REQUIRED WORK: Output the material beneath this task exactly, images excluded.

RECORDS SHOWN:
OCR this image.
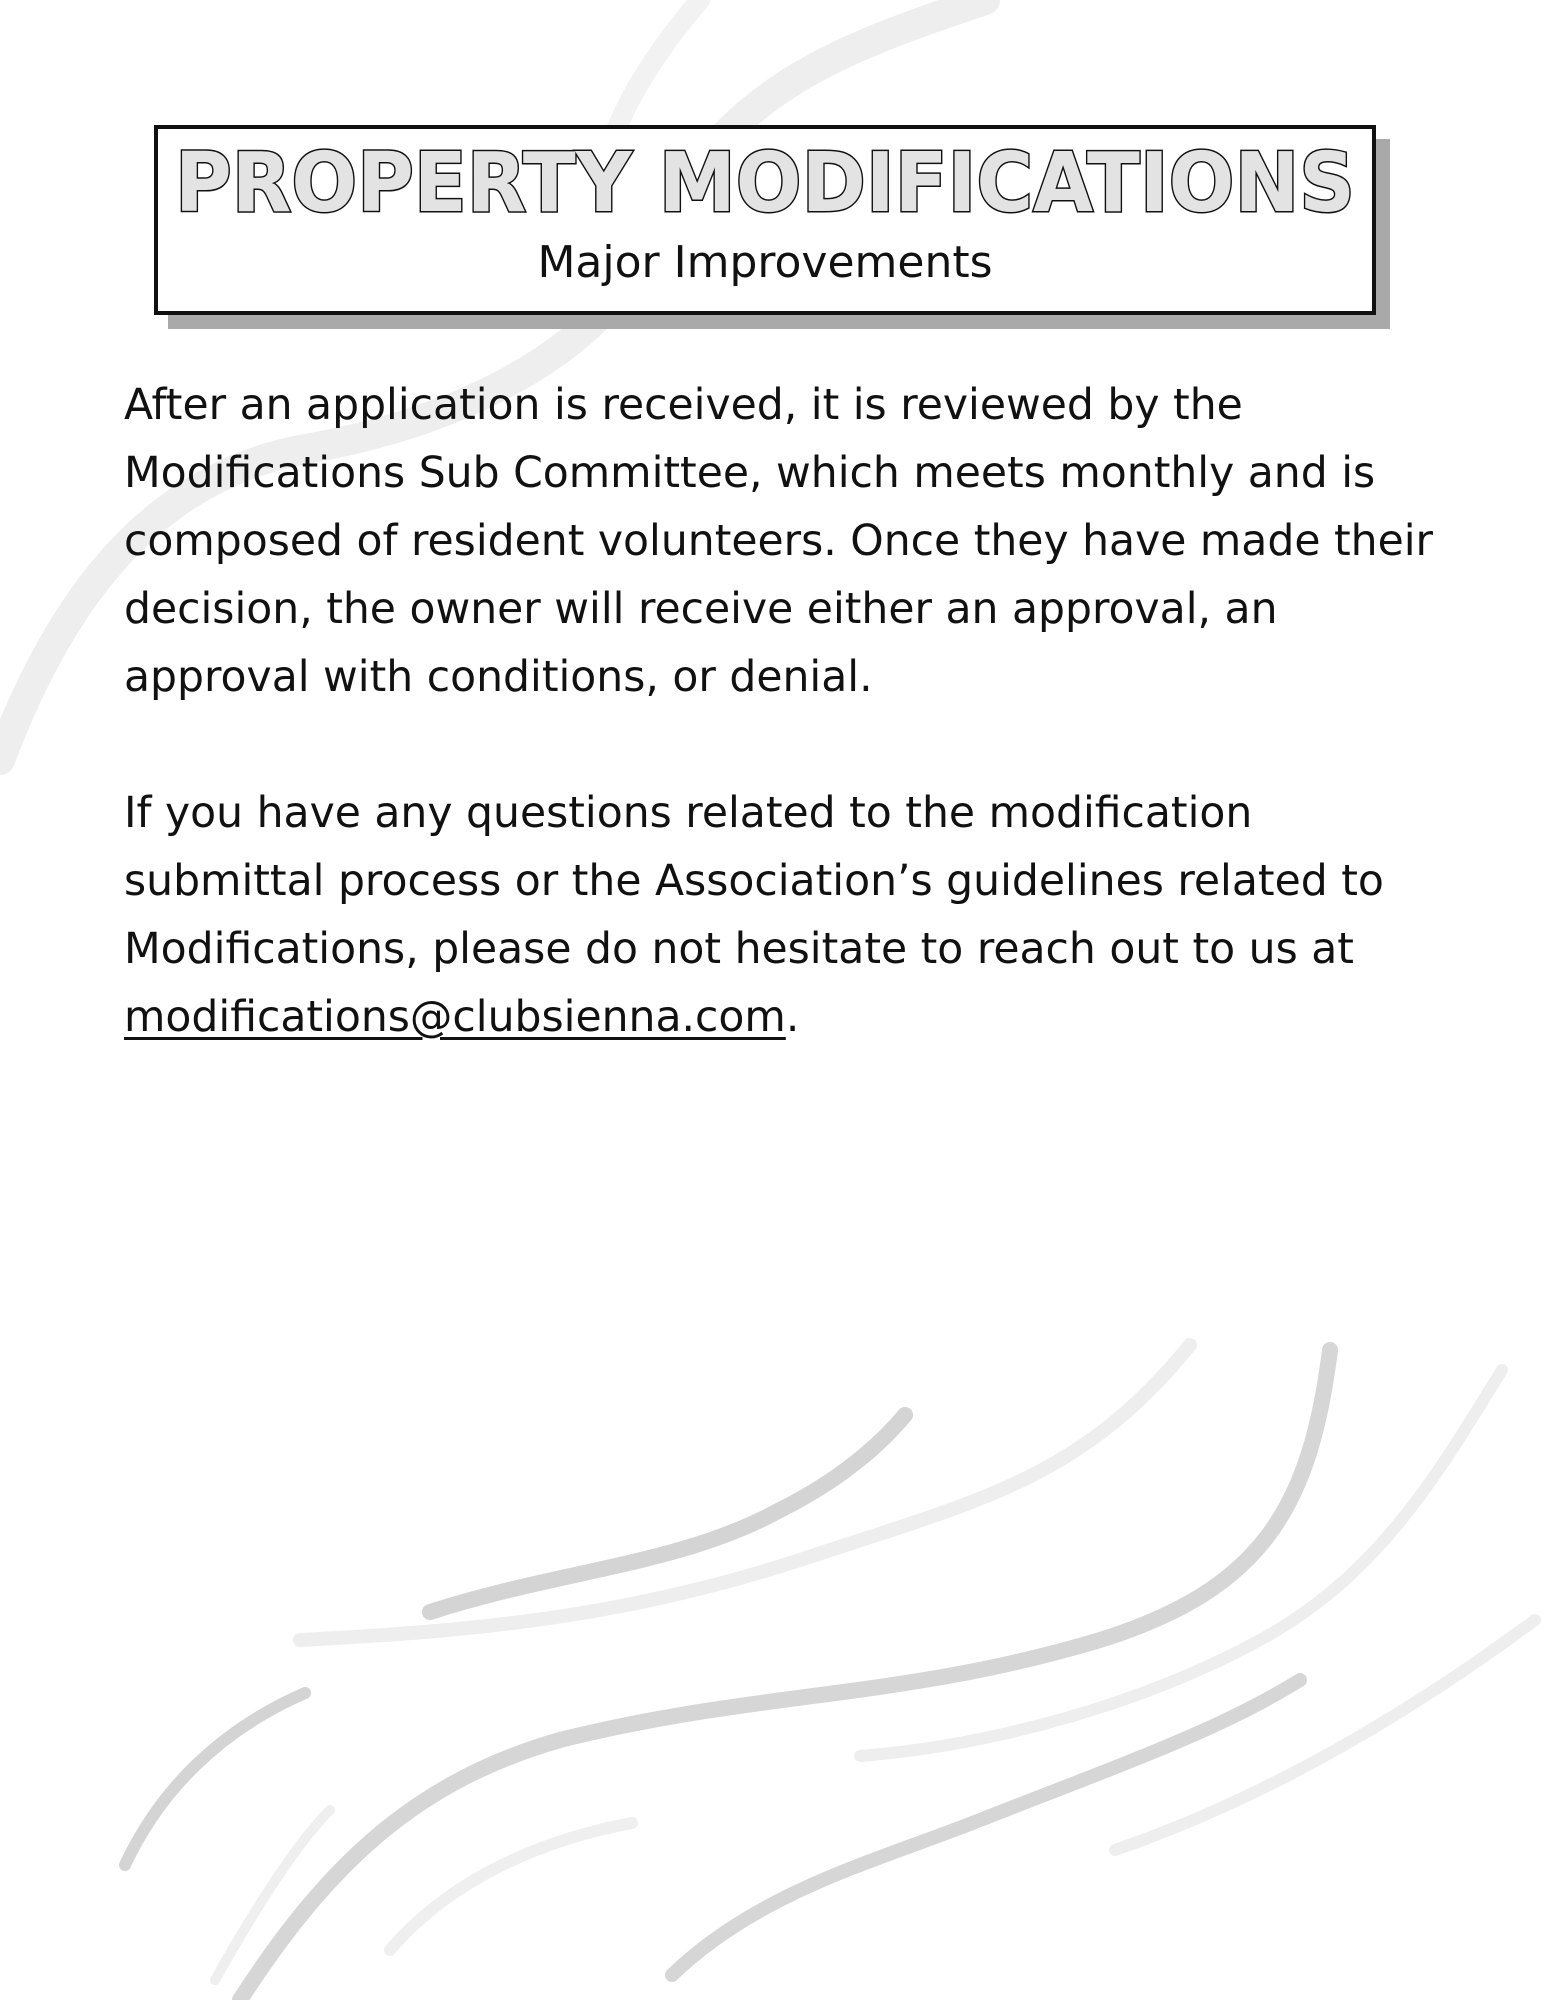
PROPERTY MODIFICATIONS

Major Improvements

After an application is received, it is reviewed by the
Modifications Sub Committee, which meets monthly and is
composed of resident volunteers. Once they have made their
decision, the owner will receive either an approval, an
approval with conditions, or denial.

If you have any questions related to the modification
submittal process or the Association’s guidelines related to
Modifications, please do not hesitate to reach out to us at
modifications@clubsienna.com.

RIGHT ANSWER:
OCR this image.
PROPERTY MODIFICATIONS

Major Improvements

After an application is received, it is reviewed by the
Modifications Sub Committee, which meets monthly and is
composed of resident volunteers. Once they have made their
decision, the owner will receive either an approval, an
approval with conditions, or denial.

If you have any questions related to the modification
submittal process or the Association’s guidelines related to
Modifications, please do not hesitate to reach out to us at
modifications@clubsienna.com.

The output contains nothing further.